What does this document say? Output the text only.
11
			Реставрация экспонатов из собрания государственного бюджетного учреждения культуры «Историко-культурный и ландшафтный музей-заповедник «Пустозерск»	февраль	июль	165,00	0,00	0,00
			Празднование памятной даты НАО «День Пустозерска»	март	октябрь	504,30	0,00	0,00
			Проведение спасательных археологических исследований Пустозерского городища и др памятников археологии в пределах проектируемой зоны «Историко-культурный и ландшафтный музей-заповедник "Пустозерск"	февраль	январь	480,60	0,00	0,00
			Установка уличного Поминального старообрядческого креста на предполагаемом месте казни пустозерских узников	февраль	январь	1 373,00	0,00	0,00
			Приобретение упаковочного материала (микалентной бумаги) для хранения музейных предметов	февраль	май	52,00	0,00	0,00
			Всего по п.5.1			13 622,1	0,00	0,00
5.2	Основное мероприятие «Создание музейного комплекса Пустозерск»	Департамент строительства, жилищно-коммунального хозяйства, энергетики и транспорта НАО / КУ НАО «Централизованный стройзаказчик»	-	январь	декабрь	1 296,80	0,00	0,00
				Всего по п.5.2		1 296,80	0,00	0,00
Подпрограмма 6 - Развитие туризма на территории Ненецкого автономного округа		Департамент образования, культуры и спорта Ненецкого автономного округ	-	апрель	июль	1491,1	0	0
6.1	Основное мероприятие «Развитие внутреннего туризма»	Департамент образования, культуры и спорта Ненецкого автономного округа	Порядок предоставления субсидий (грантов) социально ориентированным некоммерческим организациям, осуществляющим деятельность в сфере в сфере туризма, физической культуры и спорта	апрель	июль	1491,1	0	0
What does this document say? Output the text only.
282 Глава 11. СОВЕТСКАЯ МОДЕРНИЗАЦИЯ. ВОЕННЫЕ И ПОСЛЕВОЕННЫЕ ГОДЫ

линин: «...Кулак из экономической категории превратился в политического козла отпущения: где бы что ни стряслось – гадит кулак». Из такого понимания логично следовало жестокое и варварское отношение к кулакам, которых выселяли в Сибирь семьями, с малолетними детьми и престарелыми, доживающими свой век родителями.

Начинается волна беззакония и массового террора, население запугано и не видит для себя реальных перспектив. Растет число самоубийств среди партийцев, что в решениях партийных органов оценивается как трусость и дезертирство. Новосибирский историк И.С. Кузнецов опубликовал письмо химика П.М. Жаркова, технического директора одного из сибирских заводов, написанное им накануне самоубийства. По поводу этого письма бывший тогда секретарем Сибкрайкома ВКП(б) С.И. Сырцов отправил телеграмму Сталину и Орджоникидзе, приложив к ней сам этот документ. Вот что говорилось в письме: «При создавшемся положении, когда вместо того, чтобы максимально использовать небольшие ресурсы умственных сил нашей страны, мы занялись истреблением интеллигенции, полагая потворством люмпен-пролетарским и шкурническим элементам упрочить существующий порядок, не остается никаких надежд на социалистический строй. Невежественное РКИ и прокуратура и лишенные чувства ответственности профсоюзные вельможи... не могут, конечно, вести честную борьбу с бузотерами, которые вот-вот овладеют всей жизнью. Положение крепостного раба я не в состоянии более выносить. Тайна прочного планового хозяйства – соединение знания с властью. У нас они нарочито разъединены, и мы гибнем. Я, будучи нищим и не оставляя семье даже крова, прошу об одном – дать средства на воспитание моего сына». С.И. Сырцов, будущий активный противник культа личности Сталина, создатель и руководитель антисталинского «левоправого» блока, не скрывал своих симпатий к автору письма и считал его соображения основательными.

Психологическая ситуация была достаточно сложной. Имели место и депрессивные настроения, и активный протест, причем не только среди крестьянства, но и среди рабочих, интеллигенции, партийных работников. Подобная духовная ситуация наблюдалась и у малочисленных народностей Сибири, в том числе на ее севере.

● ● ● ● ●

- Exercise -
Out of the records, collect only those lines that contain the string "туризма".

- Response to this exercise -
Подпрограмма 6 - Развитие туризма на территории Ненецкого автономного округа		Департамент образования, культуры и спорта Ненецкого автономного округ	-	апрель	июль	1491,1	0	0
6.1	Основное мероприятие «Развитие внутреннего туризма»	Департамент образования, культуры и спорта Ненецкого автономного округа	Порядок предоставления субсидий (грантов) социально ориентированным некоммерческим организациям, осуществляющим деятельность в сфере в сфере туризма, физической культуры и спорта	апрель	июль	1491,1	0	0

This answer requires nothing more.